[Data records]
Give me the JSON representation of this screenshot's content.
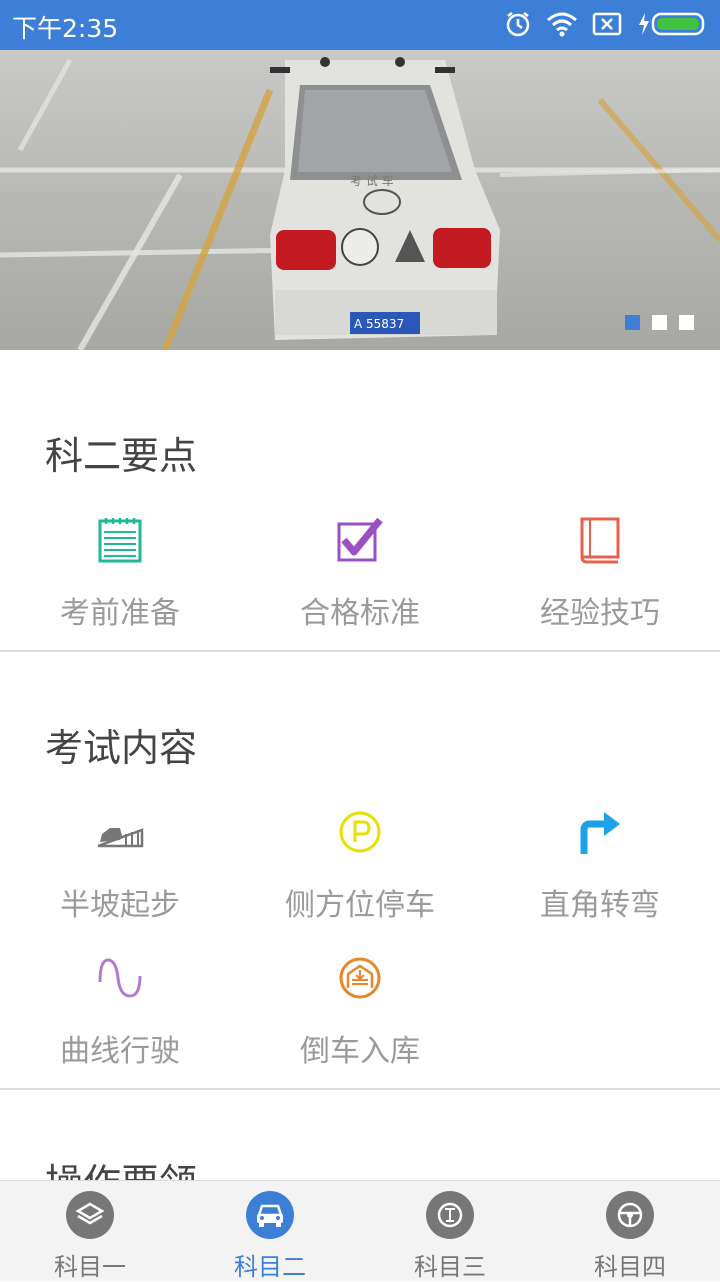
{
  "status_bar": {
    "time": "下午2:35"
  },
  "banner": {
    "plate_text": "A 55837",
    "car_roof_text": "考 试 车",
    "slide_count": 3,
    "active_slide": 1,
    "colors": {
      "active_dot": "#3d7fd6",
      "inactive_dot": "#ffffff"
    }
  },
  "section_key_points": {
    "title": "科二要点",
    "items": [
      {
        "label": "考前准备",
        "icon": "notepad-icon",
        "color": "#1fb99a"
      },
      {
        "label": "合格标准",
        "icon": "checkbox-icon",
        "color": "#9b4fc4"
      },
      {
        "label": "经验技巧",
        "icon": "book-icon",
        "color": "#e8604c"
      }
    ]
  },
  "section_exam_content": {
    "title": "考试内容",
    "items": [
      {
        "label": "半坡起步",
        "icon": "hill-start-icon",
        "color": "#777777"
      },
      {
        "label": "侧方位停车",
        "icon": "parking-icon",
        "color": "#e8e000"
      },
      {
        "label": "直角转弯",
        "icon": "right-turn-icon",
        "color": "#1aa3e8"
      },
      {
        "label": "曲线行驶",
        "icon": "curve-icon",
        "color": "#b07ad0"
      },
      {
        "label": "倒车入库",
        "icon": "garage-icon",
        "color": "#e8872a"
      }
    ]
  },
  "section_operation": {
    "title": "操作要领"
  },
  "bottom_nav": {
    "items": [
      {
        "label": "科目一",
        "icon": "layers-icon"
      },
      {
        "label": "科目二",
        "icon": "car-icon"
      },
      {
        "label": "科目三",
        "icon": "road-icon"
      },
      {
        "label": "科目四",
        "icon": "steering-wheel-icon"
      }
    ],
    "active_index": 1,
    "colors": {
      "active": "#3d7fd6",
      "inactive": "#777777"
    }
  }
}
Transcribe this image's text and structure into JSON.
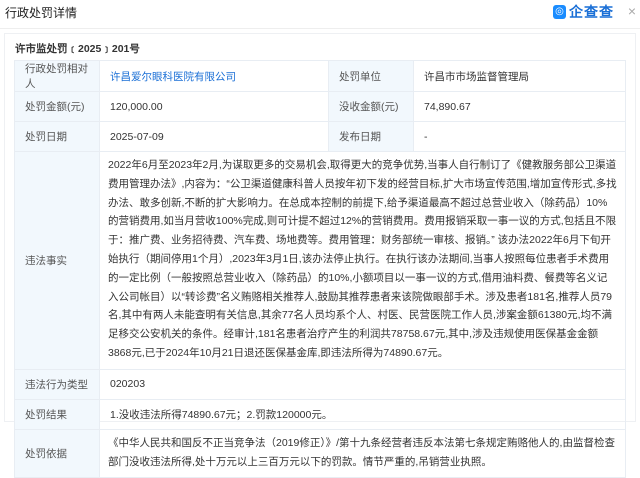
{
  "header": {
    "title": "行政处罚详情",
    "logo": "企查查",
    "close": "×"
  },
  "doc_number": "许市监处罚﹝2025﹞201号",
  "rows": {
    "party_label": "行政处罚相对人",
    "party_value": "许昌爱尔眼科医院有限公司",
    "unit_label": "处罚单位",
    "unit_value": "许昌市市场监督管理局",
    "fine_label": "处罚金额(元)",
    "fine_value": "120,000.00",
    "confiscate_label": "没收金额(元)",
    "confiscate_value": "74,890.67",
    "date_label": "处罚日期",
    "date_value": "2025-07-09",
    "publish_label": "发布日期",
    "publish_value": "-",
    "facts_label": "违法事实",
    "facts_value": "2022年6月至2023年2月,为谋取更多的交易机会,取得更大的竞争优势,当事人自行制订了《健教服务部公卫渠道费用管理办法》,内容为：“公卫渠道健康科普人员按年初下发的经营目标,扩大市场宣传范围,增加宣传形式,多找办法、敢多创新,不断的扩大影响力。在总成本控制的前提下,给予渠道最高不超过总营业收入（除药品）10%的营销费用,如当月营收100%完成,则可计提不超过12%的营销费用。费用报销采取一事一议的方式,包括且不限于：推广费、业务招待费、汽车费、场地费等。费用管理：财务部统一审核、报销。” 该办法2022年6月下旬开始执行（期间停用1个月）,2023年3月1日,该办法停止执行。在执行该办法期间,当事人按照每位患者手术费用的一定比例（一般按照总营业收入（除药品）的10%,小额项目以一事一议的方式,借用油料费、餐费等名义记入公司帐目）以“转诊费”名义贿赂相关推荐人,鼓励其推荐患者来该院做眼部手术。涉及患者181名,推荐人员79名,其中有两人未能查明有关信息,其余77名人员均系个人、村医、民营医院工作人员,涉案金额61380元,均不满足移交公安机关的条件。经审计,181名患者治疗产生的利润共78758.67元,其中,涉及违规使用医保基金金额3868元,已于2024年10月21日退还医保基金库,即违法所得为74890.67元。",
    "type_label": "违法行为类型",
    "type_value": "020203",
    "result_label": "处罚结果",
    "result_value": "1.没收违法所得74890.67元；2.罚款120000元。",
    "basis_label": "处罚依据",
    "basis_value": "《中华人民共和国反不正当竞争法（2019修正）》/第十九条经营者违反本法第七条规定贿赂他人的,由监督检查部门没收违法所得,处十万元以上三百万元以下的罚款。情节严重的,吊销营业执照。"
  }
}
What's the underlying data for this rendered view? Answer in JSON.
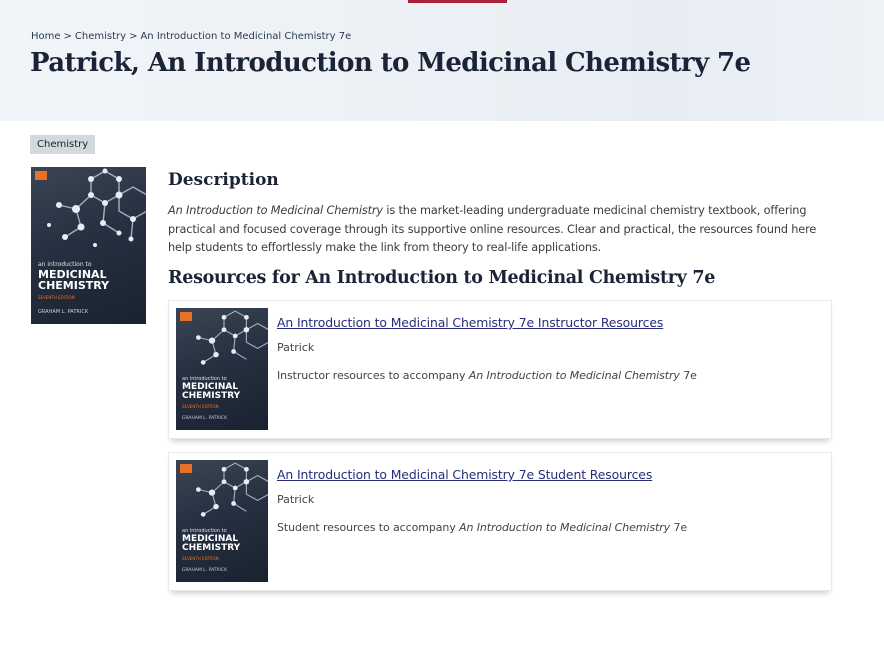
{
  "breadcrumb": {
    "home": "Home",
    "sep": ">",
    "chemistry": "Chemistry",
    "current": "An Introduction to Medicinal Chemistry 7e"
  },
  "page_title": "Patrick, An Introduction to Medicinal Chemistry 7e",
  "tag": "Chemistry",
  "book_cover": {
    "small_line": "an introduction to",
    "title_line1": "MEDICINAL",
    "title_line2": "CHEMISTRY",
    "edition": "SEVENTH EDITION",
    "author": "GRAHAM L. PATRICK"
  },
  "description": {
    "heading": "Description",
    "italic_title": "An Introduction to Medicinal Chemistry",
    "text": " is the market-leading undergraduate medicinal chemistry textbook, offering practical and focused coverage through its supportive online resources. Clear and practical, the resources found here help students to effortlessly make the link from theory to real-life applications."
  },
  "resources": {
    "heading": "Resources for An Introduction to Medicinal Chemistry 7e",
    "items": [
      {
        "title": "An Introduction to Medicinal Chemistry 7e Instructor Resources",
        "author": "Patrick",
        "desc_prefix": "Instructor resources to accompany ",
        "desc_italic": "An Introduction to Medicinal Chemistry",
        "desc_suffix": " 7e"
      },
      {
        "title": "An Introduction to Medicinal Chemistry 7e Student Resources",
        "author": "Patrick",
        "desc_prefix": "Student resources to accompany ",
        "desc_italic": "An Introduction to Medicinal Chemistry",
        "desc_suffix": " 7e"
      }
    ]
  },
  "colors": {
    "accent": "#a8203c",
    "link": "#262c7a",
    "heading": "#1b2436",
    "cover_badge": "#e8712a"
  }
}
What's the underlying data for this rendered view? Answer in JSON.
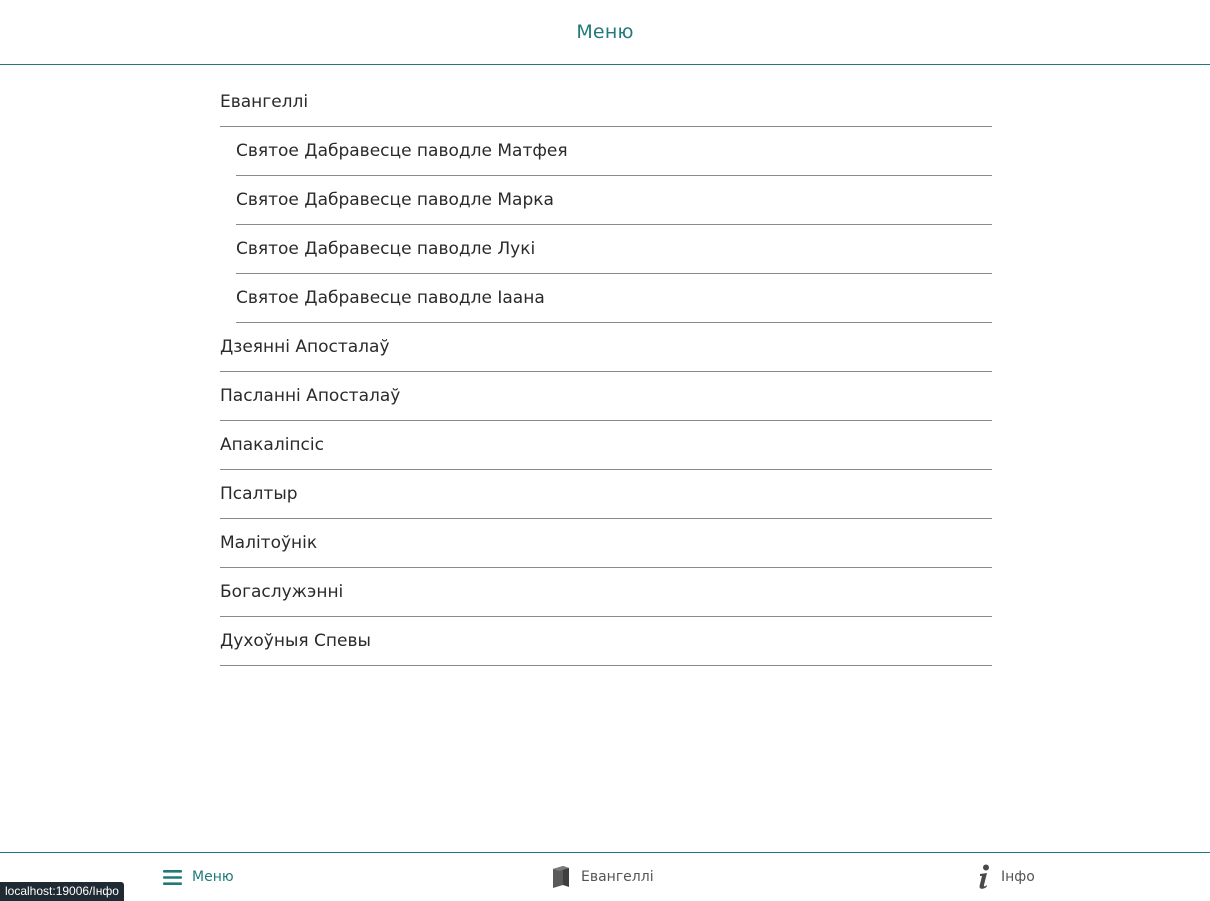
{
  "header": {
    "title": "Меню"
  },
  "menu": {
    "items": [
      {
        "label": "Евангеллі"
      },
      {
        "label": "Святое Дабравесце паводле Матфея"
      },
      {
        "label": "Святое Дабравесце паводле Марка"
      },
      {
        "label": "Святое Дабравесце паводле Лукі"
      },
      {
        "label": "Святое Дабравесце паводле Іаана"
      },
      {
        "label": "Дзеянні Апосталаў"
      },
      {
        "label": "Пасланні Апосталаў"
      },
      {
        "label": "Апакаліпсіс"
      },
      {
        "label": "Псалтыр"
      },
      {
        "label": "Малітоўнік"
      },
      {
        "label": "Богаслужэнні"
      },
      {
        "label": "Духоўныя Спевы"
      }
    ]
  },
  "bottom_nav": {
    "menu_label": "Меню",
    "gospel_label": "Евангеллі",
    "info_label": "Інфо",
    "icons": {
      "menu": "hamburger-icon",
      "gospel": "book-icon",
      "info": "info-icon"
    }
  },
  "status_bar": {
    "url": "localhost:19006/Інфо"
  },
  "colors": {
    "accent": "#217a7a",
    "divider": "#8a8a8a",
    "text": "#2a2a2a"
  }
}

What is required » From the listing above, pick out each line where the word "Евангеллі" appears.

Finished exercise »
        "label": "Евангеллі"
    "gospel_label": "Евангеллі",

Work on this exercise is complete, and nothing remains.